*REQUIREMENTS*: Format the rows from the line with "draft-row[interactable]: I believe:: [0, 450, 596, 514]" to the line with "drafts-list: Seeking advice: This" as a JSON list of strings, one string per line, leaving out any blank lines.

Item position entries
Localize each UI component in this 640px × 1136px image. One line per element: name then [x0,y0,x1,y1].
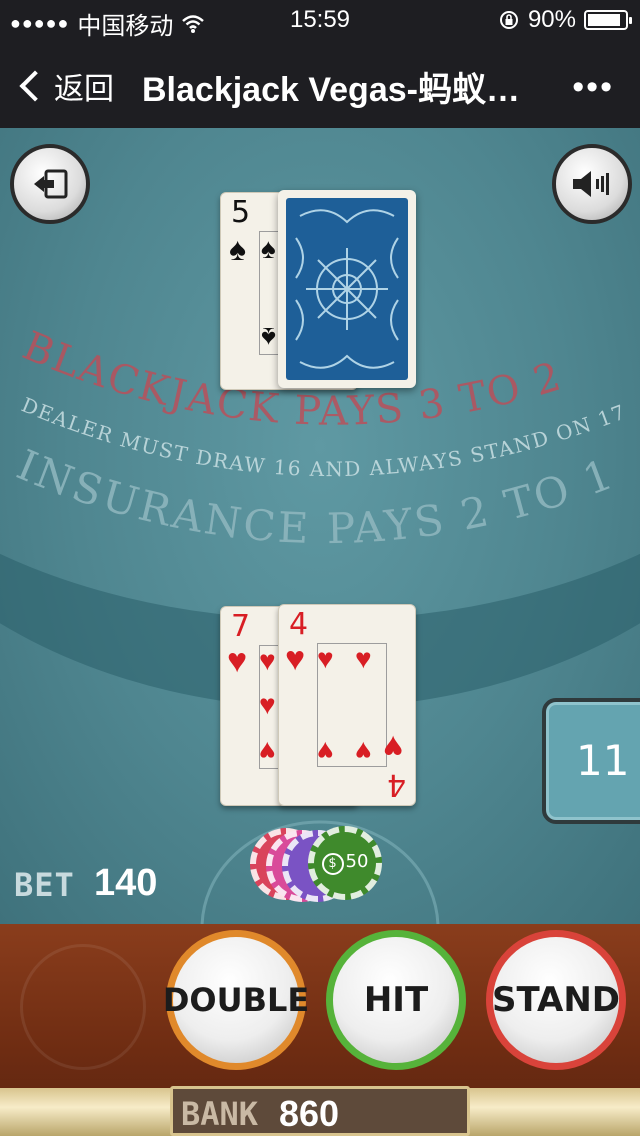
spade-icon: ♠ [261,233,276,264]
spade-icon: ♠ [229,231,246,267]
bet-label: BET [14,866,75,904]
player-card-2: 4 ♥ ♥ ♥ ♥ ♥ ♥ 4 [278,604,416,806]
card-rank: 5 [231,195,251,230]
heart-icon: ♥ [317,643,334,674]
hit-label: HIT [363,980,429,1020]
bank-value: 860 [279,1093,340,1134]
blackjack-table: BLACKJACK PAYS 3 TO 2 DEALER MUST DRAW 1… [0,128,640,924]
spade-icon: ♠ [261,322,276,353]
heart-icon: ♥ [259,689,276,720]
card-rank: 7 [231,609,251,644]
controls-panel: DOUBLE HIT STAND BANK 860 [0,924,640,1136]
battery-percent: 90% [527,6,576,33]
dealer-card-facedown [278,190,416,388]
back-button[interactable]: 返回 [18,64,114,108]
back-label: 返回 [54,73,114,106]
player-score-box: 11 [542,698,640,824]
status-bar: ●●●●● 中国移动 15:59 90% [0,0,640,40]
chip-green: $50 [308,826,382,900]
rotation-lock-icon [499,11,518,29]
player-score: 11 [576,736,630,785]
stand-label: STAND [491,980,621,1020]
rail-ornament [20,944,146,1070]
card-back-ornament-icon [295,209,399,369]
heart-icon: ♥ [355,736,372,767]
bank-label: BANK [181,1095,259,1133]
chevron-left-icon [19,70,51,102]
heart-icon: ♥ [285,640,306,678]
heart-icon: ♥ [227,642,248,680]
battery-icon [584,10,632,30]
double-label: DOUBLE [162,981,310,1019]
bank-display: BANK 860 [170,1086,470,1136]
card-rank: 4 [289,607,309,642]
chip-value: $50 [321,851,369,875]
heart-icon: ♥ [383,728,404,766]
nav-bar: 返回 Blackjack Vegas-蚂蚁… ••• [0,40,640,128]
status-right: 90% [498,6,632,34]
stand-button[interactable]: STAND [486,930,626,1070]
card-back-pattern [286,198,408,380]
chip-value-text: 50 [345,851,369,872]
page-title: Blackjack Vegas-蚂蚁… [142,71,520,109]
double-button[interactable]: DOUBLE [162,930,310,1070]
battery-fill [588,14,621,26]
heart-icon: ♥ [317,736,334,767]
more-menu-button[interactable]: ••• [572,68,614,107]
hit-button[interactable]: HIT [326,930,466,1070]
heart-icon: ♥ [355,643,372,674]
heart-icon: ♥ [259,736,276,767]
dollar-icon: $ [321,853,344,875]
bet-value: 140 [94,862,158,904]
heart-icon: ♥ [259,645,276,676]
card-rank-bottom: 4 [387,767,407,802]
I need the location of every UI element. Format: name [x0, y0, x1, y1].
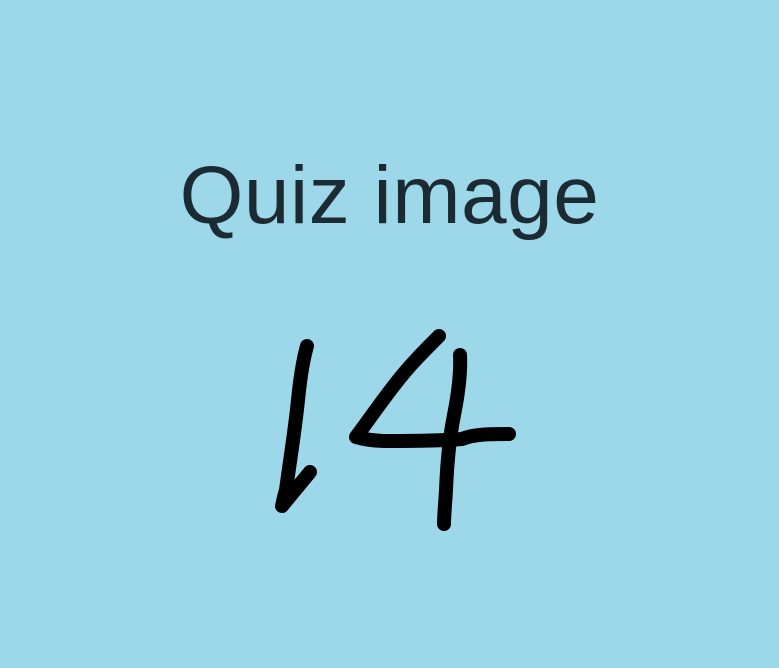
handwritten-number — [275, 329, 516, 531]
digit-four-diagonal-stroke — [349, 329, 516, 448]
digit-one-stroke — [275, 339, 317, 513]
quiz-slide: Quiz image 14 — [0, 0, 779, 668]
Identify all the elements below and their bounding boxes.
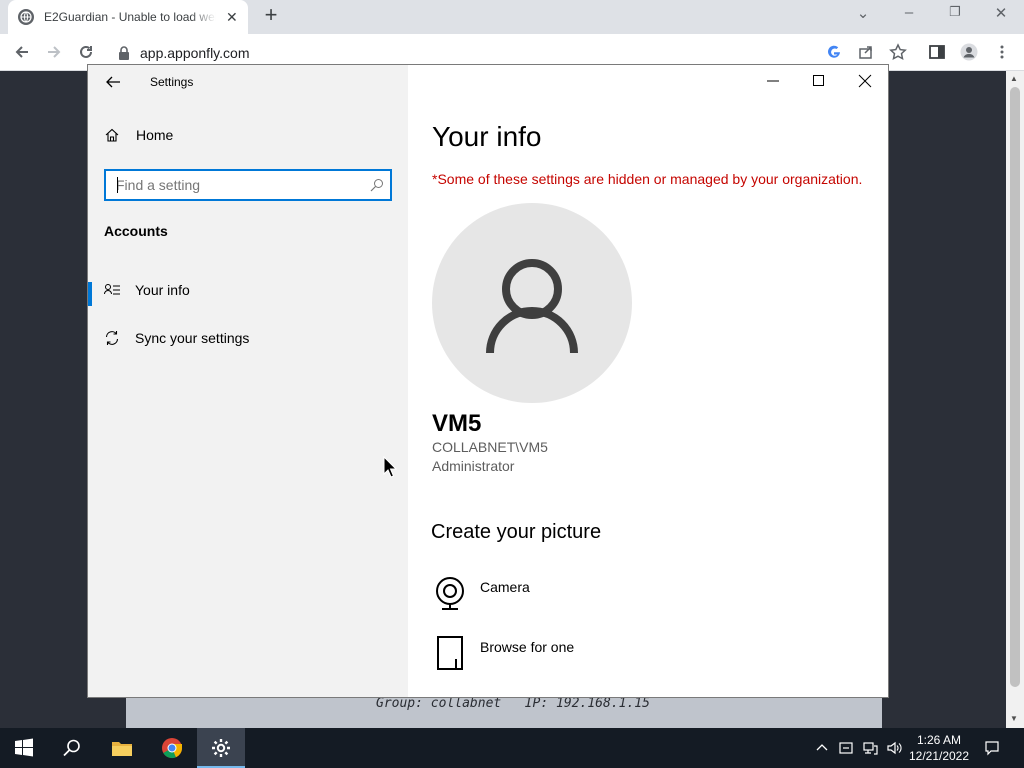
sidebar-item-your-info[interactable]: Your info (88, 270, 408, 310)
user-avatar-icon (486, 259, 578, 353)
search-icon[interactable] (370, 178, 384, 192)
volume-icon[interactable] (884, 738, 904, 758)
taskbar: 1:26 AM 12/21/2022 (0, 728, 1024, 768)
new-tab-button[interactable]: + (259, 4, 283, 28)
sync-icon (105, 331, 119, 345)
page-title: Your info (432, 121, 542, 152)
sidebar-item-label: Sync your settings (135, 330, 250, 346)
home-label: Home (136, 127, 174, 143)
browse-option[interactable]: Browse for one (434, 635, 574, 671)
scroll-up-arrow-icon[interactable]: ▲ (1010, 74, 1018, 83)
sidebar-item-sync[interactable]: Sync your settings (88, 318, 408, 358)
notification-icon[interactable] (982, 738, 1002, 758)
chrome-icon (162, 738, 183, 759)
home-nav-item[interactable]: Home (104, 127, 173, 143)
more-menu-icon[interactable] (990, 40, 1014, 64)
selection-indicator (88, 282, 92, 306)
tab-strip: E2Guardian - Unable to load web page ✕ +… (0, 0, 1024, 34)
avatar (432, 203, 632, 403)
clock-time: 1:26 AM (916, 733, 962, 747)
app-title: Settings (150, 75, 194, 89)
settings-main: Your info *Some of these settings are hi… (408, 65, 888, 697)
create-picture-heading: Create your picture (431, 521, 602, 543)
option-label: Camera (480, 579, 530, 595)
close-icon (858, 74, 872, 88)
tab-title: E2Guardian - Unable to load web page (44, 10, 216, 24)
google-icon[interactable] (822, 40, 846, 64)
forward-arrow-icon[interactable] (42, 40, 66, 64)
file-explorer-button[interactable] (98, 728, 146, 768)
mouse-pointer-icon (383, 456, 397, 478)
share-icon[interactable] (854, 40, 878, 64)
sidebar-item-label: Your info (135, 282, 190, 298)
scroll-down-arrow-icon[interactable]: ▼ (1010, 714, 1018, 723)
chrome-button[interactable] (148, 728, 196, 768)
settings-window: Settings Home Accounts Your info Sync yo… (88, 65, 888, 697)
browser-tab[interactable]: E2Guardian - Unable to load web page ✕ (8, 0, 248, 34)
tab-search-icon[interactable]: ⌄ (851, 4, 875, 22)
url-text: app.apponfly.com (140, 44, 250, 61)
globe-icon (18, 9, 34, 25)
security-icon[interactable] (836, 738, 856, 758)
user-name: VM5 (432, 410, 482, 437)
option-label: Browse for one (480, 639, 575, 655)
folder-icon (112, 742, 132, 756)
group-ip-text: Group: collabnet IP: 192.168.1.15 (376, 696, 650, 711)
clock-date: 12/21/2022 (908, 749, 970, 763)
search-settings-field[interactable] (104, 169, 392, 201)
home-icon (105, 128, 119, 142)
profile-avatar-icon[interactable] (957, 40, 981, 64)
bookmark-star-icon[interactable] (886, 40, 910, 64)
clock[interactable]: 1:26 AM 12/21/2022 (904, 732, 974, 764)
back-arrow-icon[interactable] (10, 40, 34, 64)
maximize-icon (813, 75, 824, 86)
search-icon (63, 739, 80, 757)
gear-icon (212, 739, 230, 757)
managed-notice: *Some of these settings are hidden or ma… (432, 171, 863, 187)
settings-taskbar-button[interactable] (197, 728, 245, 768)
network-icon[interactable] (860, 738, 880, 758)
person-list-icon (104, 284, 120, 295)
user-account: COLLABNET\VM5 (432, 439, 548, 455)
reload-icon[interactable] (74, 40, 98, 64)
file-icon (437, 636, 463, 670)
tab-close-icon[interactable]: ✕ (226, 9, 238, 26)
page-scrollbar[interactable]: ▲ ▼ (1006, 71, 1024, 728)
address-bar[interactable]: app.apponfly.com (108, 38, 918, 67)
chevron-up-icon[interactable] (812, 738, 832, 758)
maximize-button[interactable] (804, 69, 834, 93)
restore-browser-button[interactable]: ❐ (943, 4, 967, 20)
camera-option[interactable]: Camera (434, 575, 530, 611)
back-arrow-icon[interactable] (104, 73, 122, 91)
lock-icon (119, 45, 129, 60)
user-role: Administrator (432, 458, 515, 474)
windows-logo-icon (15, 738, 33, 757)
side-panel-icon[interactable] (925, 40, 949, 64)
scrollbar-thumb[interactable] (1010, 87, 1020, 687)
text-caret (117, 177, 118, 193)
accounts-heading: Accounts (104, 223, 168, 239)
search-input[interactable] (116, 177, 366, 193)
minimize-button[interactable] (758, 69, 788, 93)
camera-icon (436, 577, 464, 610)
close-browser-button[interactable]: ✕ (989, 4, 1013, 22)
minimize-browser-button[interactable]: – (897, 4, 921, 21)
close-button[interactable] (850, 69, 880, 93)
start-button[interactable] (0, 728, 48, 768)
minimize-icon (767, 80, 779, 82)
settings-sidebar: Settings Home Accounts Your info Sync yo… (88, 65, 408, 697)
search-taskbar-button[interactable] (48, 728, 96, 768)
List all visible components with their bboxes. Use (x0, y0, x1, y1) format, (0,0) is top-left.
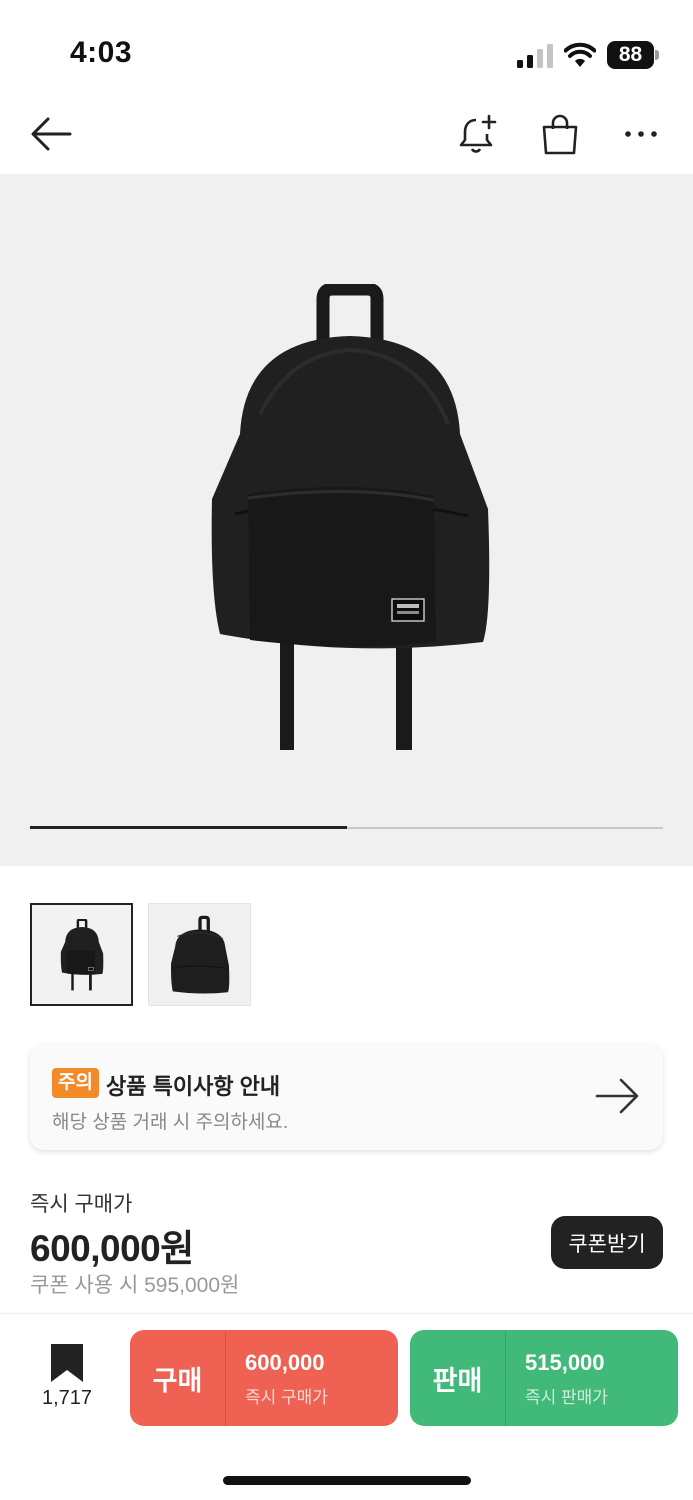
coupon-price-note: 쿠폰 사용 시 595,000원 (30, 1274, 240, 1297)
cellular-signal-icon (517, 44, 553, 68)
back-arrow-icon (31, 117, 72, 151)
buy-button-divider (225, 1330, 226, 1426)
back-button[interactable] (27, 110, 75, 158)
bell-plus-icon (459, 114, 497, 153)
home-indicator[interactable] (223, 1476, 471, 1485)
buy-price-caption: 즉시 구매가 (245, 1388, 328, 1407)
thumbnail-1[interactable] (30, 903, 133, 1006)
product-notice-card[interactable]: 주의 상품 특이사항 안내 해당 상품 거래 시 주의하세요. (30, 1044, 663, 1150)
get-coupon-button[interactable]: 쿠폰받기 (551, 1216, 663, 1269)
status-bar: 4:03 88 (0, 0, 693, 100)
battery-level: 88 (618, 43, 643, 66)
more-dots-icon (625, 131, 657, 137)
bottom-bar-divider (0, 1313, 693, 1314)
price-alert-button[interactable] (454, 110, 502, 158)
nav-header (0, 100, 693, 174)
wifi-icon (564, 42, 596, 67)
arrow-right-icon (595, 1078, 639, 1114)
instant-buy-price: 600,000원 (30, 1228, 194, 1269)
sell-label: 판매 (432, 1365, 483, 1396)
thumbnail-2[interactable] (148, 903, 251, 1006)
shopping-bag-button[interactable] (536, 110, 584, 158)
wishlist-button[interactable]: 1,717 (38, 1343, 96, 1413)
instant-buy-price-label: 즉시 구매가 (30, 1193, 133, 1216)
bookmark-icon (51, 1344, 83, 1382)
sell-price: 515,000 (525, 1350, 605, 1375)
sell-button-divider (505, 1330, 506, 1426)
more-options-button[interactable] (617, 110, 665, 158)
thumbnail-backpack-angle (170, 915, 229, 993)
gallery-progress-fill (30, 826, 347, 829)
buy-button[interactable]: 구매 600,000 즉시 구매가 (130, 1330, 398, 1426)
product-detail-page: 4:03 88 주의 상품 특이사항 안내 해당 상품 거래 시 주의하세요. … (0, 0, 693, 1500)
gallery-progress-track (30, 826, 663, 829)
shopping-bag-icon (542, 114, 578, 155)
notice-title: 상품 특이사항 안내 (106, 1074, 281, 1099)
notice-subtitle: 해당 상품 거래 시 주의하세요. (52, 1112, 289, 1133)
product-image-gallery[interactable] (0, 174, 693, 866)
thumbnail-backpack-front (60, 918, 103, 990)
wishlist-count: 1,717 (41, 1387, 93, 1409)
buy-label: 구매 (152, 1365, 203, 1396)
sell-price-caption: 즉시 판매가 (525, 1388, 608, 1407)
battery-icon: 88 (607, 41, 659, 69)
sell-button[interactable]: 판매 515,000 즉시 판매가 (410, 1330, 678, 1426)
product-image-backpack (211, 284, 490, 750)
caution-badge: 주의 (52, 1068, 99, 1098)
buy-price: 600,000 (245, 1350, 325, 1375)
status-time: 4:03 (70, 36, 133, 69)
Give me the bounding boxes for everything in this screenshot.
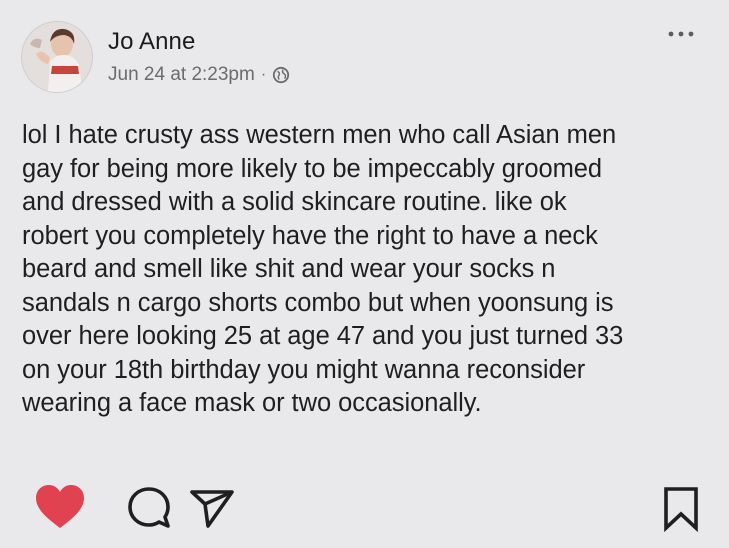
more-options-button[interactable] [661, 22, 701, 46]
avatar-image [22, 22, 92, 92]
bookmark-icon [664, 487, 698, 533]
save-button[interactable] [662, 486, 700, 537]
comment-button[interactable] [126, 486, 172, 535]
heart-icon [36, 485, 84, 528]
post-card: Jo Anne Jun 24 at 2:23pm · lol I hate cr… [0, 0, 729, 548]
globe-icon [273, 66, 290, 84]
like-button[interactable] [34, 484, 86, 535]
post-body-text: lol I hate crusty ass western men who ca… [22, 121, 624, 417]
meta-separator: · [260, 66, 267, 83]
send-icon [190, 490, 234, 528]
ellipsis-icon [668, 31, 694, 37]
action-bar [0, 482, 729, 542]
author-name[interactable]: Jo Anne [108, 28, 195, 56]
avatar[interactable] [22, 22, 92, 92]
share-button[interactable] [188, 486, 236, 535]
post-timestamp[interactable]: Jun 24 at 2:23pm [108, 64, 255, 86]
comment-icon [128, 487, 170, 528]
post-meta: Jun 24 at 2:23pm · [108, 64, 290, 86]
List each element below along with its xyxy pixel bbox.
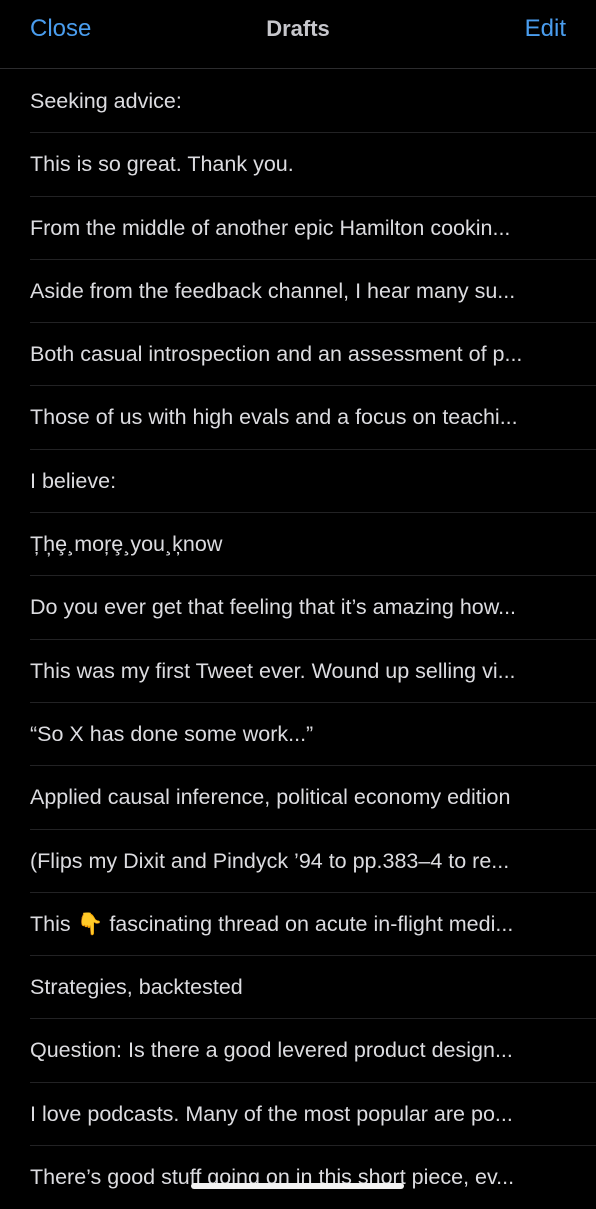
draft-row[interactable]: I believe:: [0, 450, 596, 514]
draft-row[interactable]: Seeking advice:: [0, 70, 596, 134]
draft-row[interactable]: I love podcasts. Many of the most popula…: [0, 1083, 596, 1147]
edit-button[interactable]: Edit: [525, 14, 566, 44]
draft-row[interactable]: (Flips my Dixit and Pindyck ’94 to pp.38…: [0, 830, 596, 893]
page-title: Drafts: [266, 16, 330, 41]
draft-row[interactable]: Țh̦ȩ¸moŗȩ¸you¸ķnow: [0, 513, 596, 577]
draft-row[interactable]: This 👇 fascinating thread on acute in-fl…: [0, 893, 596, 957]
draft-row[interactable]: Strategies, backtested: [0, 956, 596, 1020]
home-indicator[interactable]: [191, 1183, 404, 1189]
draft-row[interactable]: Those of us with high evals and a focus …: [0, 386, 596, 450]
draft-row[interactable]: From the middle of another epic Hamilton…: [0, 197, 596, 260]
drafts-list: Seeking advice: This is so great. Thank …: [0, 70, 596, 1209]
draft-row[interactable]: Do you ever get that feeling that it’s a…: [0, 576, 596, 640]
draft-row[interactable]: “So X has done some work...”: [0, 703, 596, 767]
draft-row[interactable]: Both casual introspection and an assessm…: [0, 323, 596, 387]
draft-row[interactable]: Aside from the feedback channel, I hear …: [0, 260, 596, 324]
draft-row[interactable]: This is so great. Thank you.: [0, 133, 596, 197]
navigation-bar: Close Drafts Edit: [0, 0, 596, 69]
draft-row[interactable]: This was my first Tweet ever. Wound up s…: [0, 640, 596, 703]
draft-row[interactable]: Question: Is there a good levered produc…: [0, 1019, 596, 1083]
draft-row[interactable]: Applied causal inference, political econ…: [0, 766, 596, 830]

*FULL RESPONSE*:
[
  "draft-row[interactable]: I believe:: [0, 450, 596, 514]",
  "draft-row[interactable]: Seeking advice:: [0, 70, 596, 134]",
  "draft-row[interactable]: I love podcasts. Many of the most popula…: [0, 1083, 596, 1147]",
  "edit-button[interactable]: Edit: [525, 14, 566, 44]",
  "draft-row[interactable]: (Flips my Dixit and Pindyck ’94 to pp.38…: [0, 830, 596, 893]",
  "page-title: Drafts: [266, 16, 330, 41]",
  "draft-row[interactable]: Țh̦ȩ¸moŗȩ¸you¸ķnow: [0, 513, 596, 577]",
  "draft-row[interactable]: This 👇 fascinating thread on acute in-fl…: [0, 893, 596, 957]",
  "draft-row[interactable]: Strategies, backtested: [0, 956, 596, 1020]",
  "home-indicator[interactable]: [191, 1183, 404, 1189]",
  "draft-row[interactable]: Those of us with high evals and a focus …: [0, 386, 596, 450]",
  "draft-row[interactable]: From the middle of another epic Hamilton…: [0, 197, 596, 260]",
  "drafts-list: Seeking advice: This is so great. Thank …: [0, 70, 596, 1209]"
]